# What you should do
Where a line of the listing below includes the word "icon", reproduce that line.

[Stored items]
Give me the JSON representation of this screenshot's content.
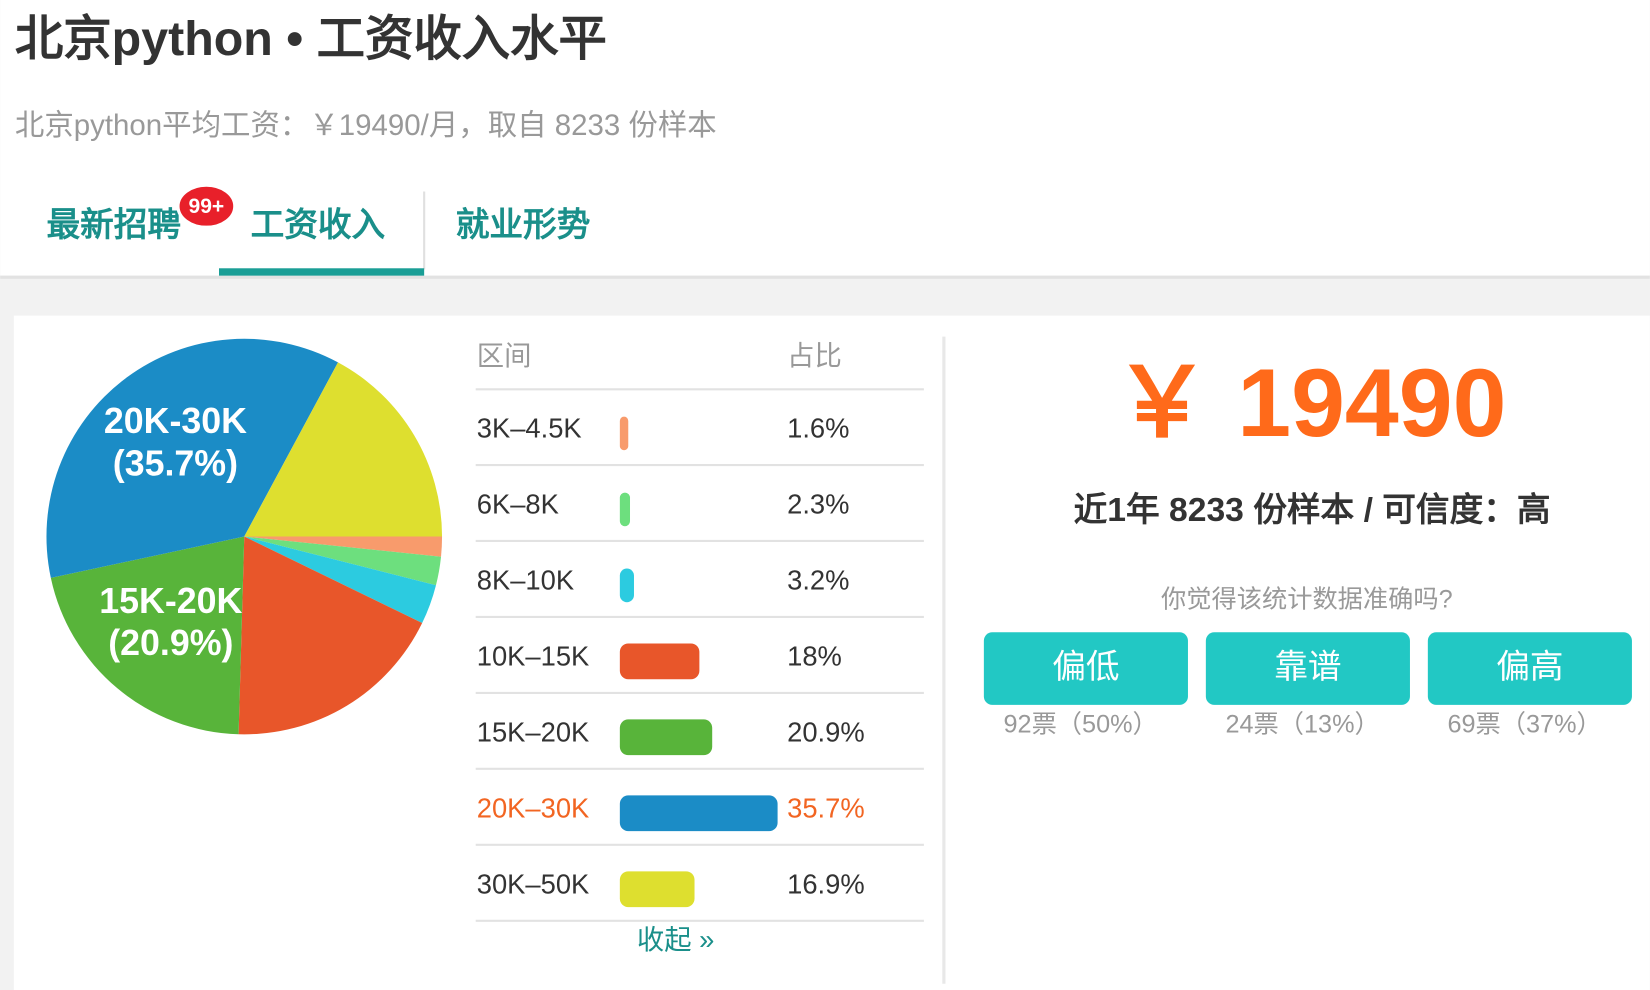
{
  "header": {
    "title": "北京python • 工资收入水平",
    "subtitle": "北京python平均工资：￥19490/月，取自 8233 份样本"
  },
  "tabs": [
    {
      "label": "最新招聘",
      "badge": "99+"
    },
    {
      "label": "工资收入",
      "active": true
    },
    {
      "label": "就业形势"
    }
  ],
  "distribution": {
    "columns": [
      "区间",
      "占比"
    ],
    "items": [
      {
        "range": "3K–4.5K",
        "value": 1.6,
        "value_label": "1.6%",
        "color": "#f89b6c"
      },
      {
        "range": "6K–8K",
        "value": 2.3,
        "value_label": "2.3%",
        "color": "#6ddf7e"
      },
      {
        "range": "8K–10K",
        "value": 3.2,
        "value_label": "3.2%",
        "color": "#2ccbe0"
      },
      {
        "range": "10K–15K",
        "value": 18,
        "value_label": "18%",
        "color": "#e8562a"
      },
      {
        "range": "15K–20K",
        "value": 20.9,
        "value_label": "20.9%",
        "color": "#58b43a",
        "pie_label": [
          "15K-20K",
          "(20.9%)"
        ]
      },
      {
        "range": "20K–30K",
        "value": 35.7,
        "value_label": "35.7%",
        "color": "#1b8cc6",
        "highlight": true,
        "pie_label": [
          "20K-30K",
          "(35.7%)"
        ]
      },
      {
        "range": "30K–50K",
        "value": 16.9,
        "value_label": "16.9%",
        "color": "#dedf2f"
      }
    ],
    "toggle": "收起 »"
  },
  "summary": {
    "average": "￥ 19490",
    "note": "近1年 8233 份样本 / 可信度：高",
    "question": "你觉得该统计数据准确吗?",
    "options": [
      {
        "label": "偏低",
        "votes": "92票（50%）"
      },
      {
        "label": "靠谱",
        "votes": "24票（13%）"
      },
      {
        "label": "偏高",
        "votes": "69票（37%）"
      }
    ]
  }
}
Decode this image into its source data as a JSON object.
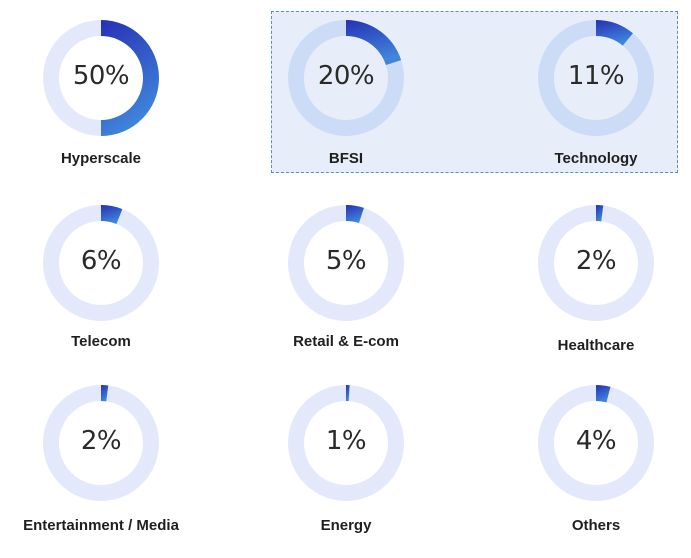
{
  "highlight_group": [
    "BFSI",
    "Technology"
  ],
  "colors": {
    "ring_default": "#e3e9fb",
    "ring_highlight": "#ccdcf6",
    "arc_start": "#2730b4",
    "arc_end": "#3f86db",
    "highlight_bg": "#e8eef9",
    "highlight_border": "#5a8dcf"
  },
  "chart_data": {
    "type": "pie",
    "categories": [
      "Hyperscale",
      "BFSI",
      "Technology",
      "Telecom",
      "Retail & E-com",
      "Healthcare",
      "Entertainment / Media",
      "Energy",
      "Others"
    ],
    "values": [
      50,
      20,
      11,
      6,
      5,
      2,
      2,
      1,
      4
    ],
    "display_labels": [
      "50%",
      "20%",
      "11%",
      "6%",
      "5%",
      "2%",
      "2%",
      "1%",
      "4%"
    ]
  }
}
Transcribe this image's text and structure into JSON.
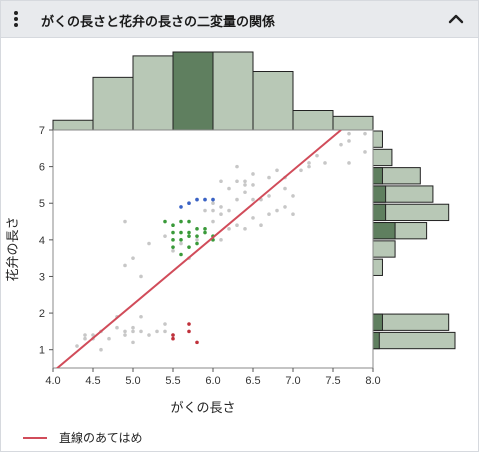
{
  "header": {
    "title": "がくの長さと花弁の長さの二変量の関係",
    "menu_icon": "kebab-menu-icon",
    "collapse_icon": "chevron-up-icon"
  },
  "colors": {
    "histogram_fill": "#b8c8b6",
    "histogram_highlight": "#5f7f5f",
    "fit_line": "#d14c5a",
    "point_gray": "#c7c7c7",
    "point_blue": "#3a63c7",
    "point_green": "#3a9a3a",
    "point_red": "#c0313b"
  },
  "legend": {
    "fit_label": "直線のあてはめ"
  },
  "chart_data": {
    "type": "scatter",
    "xlabel": "がくの長さ",
    "ylabel": "花弁の長さ",
    "xlim": [
      4.0,
      8.0
    ],
    "ylim": [
      0.5,
      7.0
    ],
    "x_ticks": [
      "4.0",
      "4.5",
      "5.0",
      "5.5",
      "6.0",
      "6.5",
      "7.0",
      "7.5",
      "8.0"
    ],
    "y_ticks": [
      "1",
      "2",
      "3",
      "4",
      "5",
      "6",
      "7"
    ],
    "fit_line": {
      "x": [
        4.0,
        7.6
      ],
      "y": [
        0.4,
        7.0
      ]
    },
    "series": [
      {
        "color": "gray",
        "points": [
          [
            4.3,
            1.1
          ],
          [
            4.4,
            1.3
          ],
          [
            4.5,
            1.4
          ],
          [
            4.6,
            1.5
          ],
          [
            4.7,
            1.3
          ],
          [
            4.8,
            1.6
          ],
          [
            4.9,
            1.4
          ],
          [
            5.0,
            1.5
          ],
          [
            5.0,
            1.6
          ],
          [
            5.1,
            1.5
          ],
          [
            5.2,
            1.4
          ],
          [
            5.3,
            1.5
          ],
          [
            5.4,
            1.7
          ],
          [
            5.5,
            1.4
          ],
          [
            4.6,
            1.0
          ],
          [
            4.8,
            1.9
          ],
          [
            4.9,
            1.5
          ],
          [
            5.1,
            1.9
          ],
          [
            4.4,
            1.4
          ],
          [
            4.5,
            1.3
          ],
          [
            5.0,
            1.2
          ],
          [
            5.4,
            1.5
          ],
          [
            4.9,
            3.3
          ],
          [
            4.9,
            4.5
          ],
          [
            5.0,
            3.5
          ],
          [
            5.1,
            3.0
          ],
          [
            5.2,
            3.9
          ],
          [
            5.4,
            4.1
          ],
          [
            5.5,
            3.7
          ],
          [
            5.6,
            3.9
          ],
          [
            5.7,
            3.5
          ],
          [
            5.8,
            4.0
          ],
          [
            6.0,
            4.5
          ],
          [
            6.1,
            4.0
          ],
          [
            6.2,
            4.3
          ],
          [
            6.3,
            4.4
          ],
          [
            6.4,
            4.3
          ],
          [
            6.5,
            4.6
          ],
          [
            6.6,
            4.4
          ],
          [
            6.7,
            4.7
          ],
          [
            6.8,
            4.8
          ],
          [
            6.9,
            4.9
          ],
          [
            7.0,
            4.7
          ],
          [
            5.7,
            5.0
          ],
          [
            5.8,
            5.1
          ],
          [
            6.0,
            5.0
          ],
          [
            6.1,
            5.6
          ],
          [
            6.2,
            5.4
          ],
          [
            6.3,
            5.6
          ],
          [
            6.4,
            5.5
          ],
          [
            6.5,
            5.8
          ],
          [
            6.6,
            5.1
          ],
          [
            6.7,
            5.7
          ],
          [
            6.8,
            5.9
          ],
          [
            6.9,
            5.7
          ],
          [
            7.0,
            5.2
          ],
          [
            7.1,
            5.9
          ],
          [
            7.2,
            6.0
          ],
          [
            7.3,
            6.3
          ],
          [
            7.4,
            6.1
          ],
          [
            7.6,
            6.6
          ],
          [
            7.7,
            6.7
          ],
          [
            7.7,
            6.1
          ],
          [
            7.9,
            6.4
          ],
          [
            6.3,
            6.0
          ],
          [
            6.5,
            5.5
          ],
          [
            6.7,
            5.2
          ],
          [
            6.1,
            4.7
          ],
          [
            6.0,
            5.1
          ],
          [
            5.9,
            4.8
          ],
          [
            6.4,
            5.3
          ],
          [
            6.2,
            4.8
          ],
          [
            7.2,
            6.1
          ],
          [
            6.3,
            5.1
          ],
          [
            6.9,
            5.4
          ],
          [
            7.7,
            6.9
          ],
          [
            7.9,
            6.9
          ],
          [
            5.9,
            5.1
          ],
          [
            6.1,
            4.9
          ],
          [
            6.5,
            5.1
          ],
          [
            6.4,
            5.6
          ],
          [
            6.0,
            4.8
          ]
        ]
      },
      {
        "color": "green",
        "points": [
          [
            5.5,
            3.8
          ],
          [
            5.5,
            4.0
          ],
          [
            5.6,
            4.0
          ],
          [
            5.6,
            4.2
          ],
          [
            5.7,
            4.1
          ],
          [
            5.7,
            4.2
          ],
          [
            5.7,
            4.5
          ],
          [
            5.8,
            3.9
          ],
          [
            5.8,
            4.1
          ],
          [
            5.9,
            4.2
          ],
          [
            5.9,
            4.3
          ],
          [
            6.0,
            4.0
          ],
          [
            5.5,
            4.4
          ],
          [
            5.6,
            3.6
          ],
          [
            5.6,
            4.5
          ],
          [
            5.7,
            3.8
          ],
          [
            5.8,
            4.3
          ],
          [
            6.0,
            4.1
          ],
          [
            5.4,
            4.5
          ],
          [
            5.5,
            4.2
          ]
        ]
      },
      {
        "color": "blue",
        "points": [
          [
            5.6,
            4.9
          ],
          [
            5.7,
            5.0
          ],
          [
            5.8,
            5.1
          ],
          [
            5.9,
            5.1
          ],
          [
            6.0,
            5.1
          ]
        ]
      },
      {
        "color": "red",
        "points": [
          [
            5.5,
            1.3
          ],
          [
            5.7,
            1.5
          ],
          [
            5.7,
            1.7
          ],
          [
            5.8,
            1.2
          ],
          [
            5.5,
            1.4
          ]
        ]
      }
    ],
    "top_histogram": {
      "bins": [
        4.0,
        4.5,
        5.0,
        5.5,
        6.0,
        6.5,
        7.0,
        7.5,
        8.0
      ],
      "counts": [
        5,
        27,
        38,
        40,
        40,
        30,
        10,
        7
      ],
      "highlight_index": 3
    },
    "right_histogram": {
      "bins": [
        1.0,
        1.5,
        2.0,
        2.5,
        3.0,
        3.5,
        4.0,
        4.5,
        5.0,
        5.5,
        6.0,
        6.5,
        7.0
      ],
      "counts": [
        26,
        24,
        0,
        0,
        3,
        7,
        17,
        24,
        19,
        15,
        6,
        3
      ],
      "highlight": [
        2,
        3,
        0,
        0,
        0,
        0,
        7,
        4,
        4,
        3,
        0,
        0
      ]
    }
  }
}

# Task output
    "menu_icon": "kebab-menu-icon",
    "collapse_icon": "chevron-up-icon"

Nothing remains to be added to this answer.